*GIVEN PROBLEM:*
Lines that hold the word "this" should be located and copied.

Dataset items:
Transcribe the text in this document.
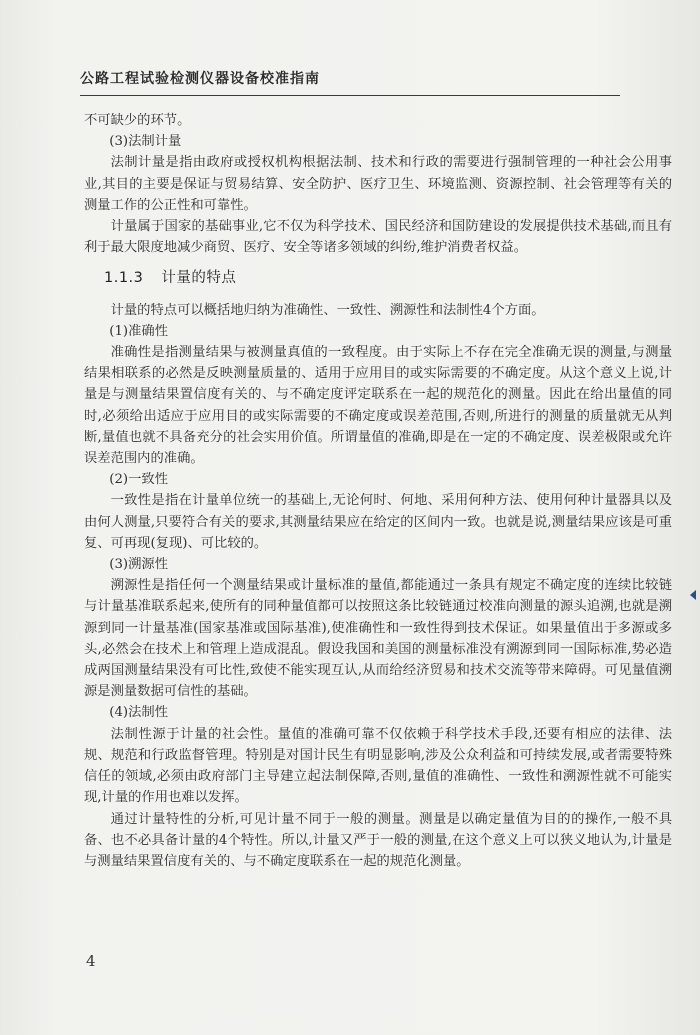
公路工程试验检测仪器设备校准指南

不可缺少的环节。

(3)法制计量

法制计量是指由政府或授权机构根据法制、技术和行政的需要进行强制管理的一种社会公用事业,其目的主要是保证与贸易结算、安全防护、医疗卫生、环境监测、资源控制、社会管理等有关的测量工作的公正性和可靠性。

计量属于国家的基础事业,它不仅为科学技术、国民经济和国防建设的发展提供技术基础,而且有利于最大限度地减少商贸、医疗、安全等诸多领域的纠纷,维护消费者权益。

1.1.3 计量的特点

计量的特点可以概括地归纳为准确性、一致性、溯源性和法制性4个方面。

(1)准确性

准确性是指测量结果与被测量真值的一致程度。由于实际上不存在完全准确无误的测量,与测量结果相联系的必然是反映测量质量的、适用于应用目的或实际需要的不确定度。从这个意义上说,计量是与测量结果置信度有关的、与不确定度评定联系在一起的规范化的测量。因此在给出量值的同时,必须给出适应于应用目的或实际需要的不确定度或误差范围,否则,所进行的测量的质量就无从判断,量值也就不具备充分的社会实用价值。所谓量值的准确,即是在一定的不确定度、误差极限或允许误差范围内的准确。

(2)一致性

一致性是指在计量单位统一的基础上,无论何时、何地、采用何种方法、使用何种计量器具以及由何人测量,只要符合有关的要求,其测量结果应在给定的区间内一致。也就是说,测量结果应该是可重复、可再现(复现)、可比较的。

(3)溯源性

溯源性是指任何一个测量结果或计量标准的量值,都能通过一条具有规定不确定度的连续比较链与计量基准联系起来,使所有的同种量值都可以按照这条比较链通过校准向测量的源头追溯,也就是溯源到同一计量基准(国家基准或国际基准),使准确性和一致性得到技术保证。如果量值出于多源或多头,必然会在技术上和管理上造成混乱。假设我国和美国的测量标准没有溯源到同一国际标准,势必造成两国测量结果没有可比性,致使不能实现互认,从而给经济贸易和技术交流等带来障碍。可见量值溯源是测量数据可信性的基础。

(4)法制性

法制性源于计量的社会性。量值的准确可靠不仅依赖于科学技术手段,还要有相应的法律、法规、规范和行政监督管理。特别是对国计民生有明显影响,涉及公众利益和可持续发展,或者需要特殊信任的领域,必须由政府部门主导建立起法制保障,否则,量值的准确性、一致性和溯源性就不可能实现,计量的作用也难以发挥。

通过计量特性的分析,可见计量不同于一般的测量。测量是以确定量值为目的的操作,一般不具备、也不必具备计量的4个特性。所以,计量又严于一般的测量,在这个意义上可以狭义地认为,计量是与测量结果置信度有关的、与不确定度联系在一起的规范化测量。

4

---

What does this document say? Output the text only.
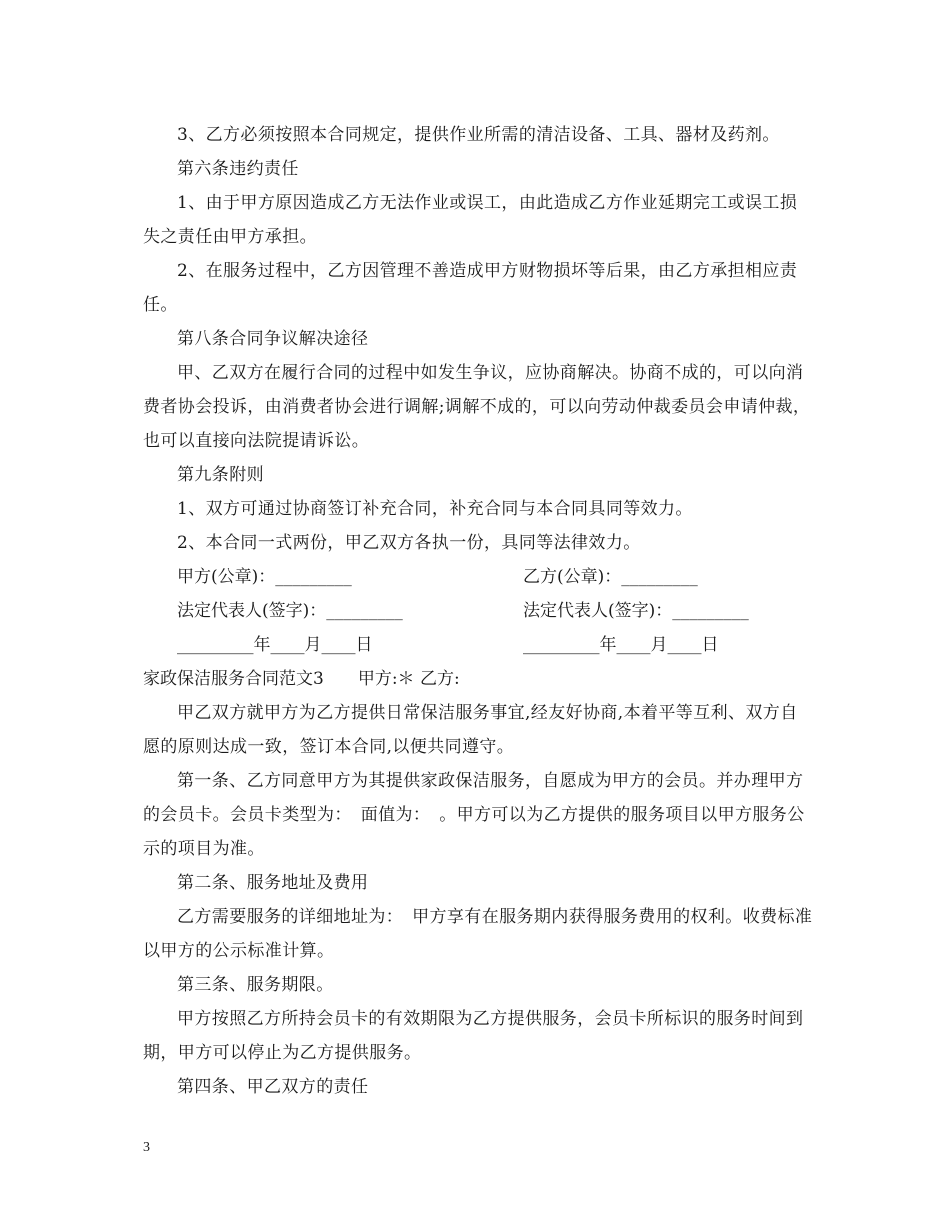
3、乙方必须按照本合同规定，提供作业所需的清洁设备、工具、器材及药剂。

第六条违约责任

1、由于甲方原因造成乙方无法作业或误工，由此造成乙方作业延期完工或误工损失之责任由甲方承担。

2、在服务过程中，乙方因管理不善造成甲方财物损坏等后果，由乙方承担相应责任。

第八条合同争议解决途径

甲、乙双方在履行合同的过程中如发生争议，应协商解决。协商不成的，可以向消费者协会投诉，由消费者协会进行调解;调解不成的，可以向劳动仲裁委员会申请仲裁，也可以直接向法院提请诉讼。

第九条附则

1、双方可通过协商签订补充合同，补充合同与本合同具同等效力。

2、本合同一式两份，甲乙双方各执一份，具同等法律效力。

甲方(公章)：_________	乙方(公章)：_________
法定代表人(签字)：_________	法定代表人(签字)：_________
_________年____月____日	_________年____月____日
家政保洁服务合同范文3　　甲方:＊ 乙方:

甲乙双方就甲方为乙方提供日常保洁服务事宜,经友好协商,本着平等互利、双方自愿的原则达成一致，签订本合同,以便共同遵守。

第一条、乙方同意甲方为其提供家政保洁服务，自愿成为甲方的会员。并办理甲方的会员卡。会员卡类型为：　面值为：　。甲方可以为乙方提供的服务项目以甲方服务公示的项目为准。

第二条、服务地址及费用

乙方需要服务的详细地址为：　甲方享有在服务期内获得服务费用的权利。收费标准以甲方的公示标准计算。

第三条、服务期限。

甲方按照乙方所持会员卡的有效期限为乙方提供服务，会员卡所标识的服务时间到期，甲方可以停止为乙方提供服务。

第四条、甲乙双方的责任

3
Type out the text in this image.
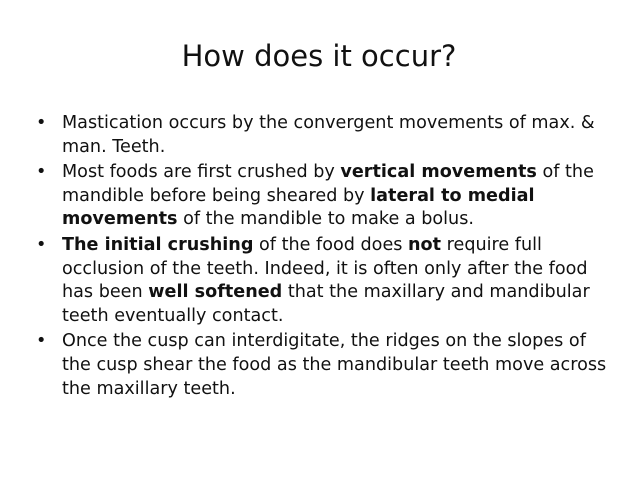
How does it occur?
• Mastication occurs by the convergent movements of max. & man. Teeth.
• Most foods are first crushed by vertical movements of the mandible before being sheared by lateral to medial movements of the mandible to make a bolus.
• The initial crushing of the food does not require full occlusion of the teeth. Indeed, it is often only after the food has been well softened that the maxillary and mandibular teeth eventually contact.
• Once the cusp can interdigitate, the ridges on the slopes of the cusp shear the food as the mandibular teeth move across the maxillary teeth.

*REPLY TO THE TASK:*
Transcribe the text in this document.
What does this document say? Output the text only.
Type out the text in this image.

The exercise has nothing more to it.